───── Dataset rows

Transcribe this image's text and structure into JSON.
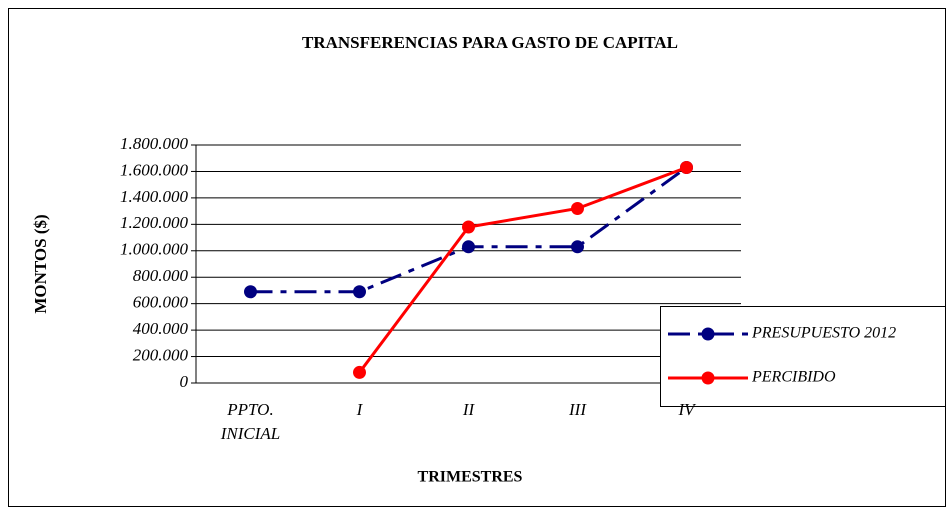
{
  "chart_data": {
    "type": "line",
    "title": "TRANSFERENCIAS PARA GASTO DE CAPITAL",
    "x_label": "TRIMESTRES",
    "y_label": "MONTOS ($)",
    "categories": [
      "PPTO. INICIAL",
      "I",
      "II",
      "III",
      "IV"
    ],
    "series": [
      {
        "name": "PRESUPUESTO 2012",
        "color": "#000080",
        "dashed": true,
        "values": [
          690000,
          690000,
          1030000,
          1030000,
          1630000
        ]
      },
      {
        "name": "PERCIBIDO",
        "color": "#ff0000",
        "dashed": false,
        "values": [
          null,
          80000,
          1180000,
          1320000,
          1630000
        ]
      }
    ],
    "ylim": [
      0,
      1800000
    ],
    "yticks": [
      0,
      {
        "value": 200000,
        "label": "200.000"
      },
      {
        "value": 400000,
        "label": "400.000"
      },
      {
        "value": 600000,
        "label": "600.000"
      },
      {
        "value": 800000,
        "label": "800.000"
      },
      {
        "value": 1000000,
        "label": "1.000.000"
      },
      {
        "value": 1200000,
        "label": "1.200.000"
      },
      {
        "value": 1400000,
        "label": "1.400.000"
      },
      {
        "value": 1600000,
        "label": "1.600.000"
      },
      {
        "value": 1800000,
        "label": "1.800.000"
      }
    ],
    "grid": true,
    "legend": "right"
  }
}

──────────

> [Required work] Exclude the pictures. Write out the remaining data exactly.

> [Exercise result]
Transcribe this image's text and structure into JSON.
{
  "chart_data": {
    "type": "line",
    "title": "TRANSFERENCIAS PARA GASTO DE CAPITAL",
    "x_label": "TRIMESTRES",
    "y_label": "MONTOS ($)",
    "categories": [
      "PPTO. INICIAL",
      "I",
      "II",
      "III",
      "IV"
    ],
    "series": [
      {
        "name": "PRESUPUESTO 2012",
        "color": "#000080",
        "dashed": true,
        "values": [
          690000,
          690000,
          1030000,
          1030000,
          1630000
        ]
      },
      {
        "name": "PERCIBIDO",
        "color": "#ff0000",
        "dashed": false,
        "values": [
          null,
          80000,
          1180000,
          1320000,
          1630000
        ]
      }
    ],
    "ylim": [
      0,
      1800000
    ],
    "yticks": [
      0,
      {
        "value": 200000,
        "label": "200.000"
      },
      {
        "value": 400000,
        "label": "400.000"
      },
      {
        "value": 600000,
        "label": "600.000"
      },
      {
        "value": 800000,
        "label": "800.000"
      },
      {
        "value": 1000000,
        "label": "1.000.000"
      },
      {
        "value": 1200000,
        "label": "1.200.000"
      },
      {
        "value": 1400000,
        "label": "1.400.000"
      },
      {
        "value": 1600000,
        "label": "1.600.000"
      },
      {
        "value": 1800000,
        "label": "1.800.000"
      }
    ],
    "grid": true,
    "legend": "right"
  }
}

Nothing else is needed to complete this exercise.